───── DATA PROVIDED ─────

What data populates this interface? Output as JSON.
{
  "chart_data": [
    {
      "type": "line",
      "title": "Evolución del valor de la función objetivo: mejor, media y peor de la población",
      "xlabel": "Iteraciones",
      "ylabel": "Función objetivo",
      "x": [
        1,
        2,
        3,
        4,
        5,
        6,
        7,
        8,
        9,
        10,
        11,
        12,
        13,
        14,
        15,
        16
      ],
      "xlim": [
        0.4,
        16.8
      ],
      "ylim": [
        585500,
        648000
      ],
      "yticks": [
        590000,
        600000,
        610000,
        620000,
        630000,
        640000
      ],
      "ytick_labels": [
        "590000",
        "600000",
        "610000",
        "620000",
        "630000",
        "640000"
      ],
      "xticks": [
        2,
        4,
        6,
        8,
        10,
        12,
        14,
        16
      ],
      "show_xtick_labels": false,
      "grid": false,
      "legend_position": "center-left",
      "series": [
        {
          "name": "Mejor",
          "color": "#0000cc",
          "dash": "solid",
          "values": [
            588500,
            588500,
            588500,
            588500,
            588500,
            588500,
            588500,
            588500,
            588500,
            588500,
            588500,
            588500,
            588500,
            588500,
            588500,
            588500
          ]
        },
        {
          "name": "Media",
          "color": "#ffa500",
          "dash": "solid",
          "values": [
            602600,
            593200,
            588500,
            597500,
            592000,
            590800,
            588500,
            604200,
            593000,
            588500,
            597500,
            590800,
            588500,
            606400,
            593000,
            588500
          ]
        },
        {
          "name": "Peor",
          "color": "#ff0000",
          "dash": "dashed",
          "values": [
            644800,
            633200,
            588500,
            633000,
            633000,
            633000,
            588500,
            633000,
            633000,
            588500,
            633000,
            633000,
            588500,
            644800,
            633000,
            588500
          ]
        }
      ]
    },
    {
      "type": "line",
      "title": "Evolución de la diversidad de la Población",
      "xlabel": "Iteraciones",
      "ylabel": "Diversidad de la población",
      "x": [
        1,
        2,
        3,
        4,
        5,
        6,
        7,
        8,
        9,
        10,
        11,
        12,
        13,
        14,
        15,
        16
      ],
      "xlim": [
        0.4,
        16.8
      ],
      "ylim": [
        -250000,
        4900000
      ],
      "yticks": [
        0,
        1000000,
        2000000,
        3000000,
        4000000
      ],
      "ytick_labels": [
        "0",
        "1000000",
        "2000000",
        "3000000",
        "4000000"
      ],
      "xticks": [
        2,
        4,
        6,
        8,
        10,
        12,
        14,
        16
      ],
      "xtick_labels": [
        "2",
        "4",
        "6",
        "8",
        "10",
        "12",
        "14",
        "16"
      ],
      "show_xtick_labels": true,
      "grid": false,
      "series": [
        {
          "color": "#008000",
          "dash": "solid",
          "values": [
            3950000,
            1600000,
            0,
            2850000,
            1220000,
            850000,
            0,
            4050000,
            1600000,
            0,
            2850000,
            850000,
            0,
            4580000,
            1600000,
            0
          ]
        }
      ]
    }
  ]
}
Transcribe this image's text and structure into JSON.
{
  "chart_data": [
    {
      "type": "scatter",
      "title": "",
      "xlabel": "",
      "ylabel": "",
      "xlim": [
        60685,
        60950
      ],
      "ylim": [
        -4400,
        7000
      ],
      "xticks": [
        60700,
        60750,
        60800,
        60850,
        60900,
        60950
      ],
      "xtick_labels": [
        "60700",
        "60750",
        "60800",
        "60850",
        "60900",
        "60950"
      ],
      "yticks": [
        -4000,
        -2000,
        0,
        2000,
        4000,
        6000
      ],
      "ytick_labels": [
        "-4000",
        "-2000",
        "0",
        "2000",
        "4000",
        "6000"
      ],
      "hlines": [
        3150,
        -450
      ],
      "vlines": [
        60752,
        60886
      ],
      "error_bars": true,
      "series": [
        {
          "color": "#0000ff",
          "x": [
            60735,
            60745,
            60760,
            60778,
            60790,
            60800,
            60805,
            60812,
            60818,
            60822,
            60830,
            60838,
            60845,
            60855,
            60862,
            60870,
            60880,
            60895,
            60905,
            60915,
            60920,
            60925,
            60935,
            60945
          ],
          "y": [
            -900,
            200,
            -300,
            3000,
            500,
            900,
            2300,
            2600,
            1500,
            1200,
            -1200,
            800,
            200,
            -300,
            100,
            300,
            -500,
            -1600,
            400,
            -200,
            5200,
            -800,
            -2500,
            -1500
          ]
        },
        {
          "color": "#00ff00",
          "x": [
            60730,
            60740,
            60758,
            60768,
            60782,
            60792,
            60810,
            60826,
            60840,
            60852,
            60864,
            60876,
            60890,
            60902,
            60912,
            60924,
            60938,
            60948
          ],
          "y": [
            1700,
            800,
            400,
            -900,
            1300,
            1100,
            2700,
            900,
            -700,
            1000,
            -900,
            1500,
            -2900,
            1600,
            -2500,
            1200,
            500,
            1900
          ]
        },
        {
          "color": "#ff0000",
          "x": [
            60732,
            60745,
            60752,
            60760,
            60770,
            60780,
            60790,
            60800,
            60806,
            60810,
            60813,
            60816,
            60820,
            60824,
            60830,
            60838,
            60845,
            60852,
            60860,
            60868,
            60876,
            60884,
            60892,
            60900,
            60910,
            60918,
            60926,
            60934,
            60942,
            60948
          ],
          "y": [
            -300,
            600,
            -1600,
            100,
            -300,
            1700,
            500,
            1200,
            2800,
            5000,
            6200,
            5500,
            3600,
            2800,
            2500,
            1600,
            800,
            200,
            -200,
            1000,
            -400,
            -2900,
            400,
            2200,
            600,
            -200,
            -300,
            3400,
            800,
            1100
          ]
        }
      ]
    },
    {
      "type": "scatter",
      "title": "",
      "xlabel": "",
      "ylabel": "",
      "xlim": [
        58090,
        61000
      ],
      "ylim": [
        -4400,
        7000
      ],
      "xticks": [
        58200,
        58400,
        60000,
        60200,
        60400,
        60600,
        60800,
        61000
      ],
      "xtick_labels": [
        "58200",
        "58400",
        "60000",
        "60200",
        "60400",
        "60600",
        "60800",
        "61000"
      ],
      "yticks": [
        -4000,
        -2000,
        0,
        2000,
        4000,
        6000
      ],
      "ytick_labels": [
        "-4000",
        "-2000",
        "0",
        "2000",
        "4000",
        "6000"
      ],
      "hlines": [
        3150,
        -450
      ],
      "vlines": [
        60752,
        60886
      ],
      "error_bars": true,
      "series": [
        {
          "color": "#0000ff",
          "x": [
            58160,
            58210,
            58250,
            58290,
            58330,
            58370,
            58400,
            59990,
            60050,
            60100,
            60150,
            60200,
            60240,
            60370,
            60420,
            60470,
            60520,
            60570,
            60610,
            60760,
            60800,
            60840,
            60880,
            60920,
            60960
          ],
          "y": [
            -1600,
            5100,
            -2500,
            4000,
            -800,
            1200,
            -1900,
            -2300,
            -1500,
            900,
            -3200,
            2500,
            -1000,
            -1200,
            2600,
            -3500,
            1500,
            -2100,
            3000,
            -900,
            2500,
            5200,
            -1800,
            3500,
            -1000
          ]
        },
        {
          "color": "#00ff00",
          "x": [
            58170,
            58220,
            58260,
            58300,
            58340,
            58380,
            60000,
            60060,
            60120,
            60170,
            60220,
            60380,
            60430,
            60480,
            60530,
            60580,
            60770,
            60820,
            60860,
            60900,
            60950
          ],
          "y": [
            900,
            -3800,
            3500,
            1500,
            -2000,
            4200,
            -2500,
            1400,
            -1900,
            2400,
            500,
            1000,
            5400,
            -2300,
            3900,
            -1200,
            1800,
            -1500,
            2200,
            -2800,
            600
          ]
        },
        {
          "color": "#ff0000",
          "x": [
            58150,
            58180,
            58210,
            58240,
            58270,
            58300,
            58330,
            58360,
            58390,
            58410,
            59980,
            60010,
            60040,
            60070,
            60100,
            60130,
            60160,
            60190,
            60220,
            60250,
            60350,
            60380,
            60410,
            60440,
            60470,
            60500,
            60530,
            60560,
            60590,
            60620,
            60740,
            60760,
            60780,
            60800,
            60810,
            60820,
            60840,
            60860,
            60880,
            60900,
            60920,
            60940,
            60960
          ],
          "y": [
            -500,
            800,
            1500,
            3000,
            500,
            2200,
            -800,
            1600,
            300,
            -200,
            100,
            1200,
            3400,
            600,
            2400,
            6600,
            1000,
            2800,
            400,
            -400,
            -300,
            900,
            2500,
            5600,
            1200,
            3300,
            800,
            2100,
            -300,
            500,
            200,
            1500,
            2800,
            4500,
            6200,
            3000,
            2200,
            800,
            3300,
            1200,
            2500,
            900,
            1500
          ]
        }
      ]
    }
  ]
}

─────

Where a line contains the string "ylabel", extract that line.

      "ylabel": "Función objetivo",
      "ylabel": "Diversidad de la población",
      "ylabel": "",
      "ylabel": "",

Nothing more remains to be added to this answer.